What the task asks
Find the lines with "chevron" in them and copy them out.

Records provided
□ □ □

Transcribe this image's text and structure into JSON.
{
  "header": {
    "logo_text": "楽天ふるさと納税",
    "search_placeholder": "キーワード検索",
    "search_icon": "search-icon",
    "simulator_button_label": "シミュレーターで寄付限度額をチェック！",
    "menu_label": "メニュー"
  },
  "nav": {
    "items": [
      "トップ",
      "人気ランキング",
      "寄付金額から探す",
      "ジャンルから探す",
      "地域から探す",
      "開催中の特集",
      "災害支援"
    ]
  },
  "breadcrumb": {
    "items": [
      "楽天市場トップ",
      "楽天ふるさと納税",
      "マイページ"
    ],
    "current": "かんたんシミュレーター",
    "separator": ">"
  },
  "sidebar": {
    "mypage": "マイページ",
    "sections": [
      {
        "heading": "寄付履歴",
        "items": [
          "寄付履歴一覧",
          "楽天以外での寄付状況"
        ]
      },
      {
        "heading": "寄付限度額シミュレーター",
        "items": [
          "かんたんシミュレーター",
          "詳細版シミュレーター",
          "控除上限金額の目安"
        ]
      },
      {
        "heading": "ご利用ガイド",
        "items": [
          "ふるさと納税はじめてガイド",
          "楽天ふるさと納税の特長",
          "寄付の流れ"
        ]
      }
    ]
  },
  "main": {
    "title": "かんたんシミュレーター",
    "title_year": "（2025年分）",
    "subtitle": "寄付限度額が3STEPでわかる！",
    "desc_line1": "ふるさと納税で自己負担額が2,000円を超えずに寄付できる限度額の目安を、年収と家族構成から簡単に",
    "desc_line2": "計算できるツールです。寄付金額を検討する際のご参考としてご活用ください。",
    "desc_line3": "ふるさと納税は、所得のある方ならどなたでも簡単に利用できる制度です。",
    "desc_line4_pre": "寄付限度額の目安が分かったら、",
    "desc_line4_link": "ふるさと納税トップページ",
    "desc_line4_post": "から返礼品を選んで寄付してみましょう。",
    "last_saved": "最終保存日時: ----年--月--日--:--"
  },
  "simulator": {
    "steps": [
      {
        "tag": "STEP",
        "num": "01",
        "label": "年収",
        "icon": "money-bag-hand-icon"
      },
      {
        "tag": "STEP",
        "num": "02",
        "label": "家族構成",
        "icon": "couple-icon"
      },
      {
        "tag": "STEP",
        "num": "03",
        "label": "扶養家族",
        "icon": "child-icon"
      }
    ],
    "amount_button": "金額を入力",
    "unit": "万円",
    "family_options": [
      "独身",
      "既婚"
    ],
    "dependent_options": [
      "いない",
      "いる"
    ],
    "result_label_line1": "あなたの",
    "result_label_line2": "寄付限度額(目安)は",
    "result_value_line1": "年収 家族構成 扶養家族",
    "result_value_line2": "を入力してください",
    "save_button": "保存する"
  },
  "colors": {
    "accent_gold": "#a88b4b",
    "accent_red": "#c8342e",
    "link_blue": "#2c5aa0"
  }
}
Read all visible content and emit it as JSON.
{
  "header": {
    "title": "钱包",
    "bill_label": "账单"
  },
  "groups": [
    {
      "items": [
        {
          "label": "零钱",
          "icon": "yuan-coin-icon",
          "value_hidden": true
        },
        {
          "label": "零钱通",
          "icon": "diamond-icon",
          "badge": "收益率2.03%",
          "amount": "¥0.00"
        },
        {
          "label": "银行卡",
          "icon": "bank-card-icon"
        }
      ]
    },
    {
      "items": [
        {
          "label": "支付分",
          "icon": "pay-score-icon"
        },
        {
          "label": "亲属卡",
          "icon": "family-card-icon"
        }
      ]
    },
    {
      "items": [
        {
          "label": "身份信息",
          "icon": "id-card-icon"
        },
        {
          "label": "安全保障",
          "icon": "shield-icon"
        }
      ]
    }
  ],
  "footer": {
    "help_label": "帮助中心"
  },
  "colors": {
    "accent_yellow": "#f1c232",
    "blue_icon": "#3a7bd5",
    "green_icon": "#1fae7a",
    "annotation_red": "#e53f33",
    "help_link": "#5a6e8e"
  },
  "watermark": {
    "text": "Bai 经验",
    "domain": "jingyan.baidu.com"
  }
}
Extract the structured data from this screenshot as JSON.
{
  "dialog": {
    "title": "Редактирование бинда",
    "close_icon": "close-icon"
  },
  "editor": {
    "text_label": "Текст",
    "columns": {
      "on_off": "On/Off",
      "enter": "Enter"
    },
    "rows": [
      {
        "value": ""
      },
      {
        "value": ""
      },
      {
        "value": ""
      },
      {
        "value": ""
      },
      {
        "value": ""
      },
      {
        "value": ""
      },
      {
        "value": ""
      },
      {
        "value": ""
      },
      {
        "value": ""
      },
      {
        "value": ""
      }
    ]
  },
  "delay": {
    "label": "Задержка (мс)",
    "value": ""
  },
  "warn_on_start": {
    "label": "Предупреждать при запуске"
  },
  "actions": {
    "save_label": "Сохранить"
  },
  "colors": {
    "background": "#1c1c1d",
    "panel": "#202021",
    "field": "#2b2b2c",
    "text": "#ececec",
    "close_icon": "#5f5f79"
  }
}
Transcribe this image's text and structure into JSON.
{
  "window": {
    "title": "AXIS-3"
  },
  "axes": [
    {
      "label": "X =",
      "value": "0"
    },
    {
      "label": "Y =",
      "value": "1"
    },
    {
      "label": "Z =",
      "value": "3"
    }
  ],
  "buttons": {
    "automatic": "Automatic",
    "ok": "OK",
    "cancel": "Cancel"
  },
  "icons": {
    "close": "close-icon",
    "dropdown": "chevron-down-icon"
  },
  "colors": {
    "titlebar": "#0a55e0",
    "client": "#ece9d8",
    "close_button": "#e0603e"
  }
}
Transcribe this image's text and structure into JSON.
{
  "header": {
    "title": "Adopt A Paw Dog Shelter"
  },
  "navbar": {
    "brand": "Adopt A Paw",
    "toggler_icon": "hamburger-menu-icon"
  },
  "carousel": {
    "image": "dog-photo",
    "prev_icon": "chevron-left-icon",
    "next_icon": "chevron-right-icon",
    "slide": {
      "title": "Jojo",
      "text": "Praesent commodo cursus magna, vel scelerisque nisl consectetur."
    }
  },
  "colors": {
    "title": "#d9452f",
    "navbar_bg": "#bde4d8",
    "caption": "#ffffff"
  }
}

□ □ □

Final result
    "dropdown": "chevron-down-icon"
    "prev_icon": "chevron-left-icon",
    "next_icon": "chevron-right-icon",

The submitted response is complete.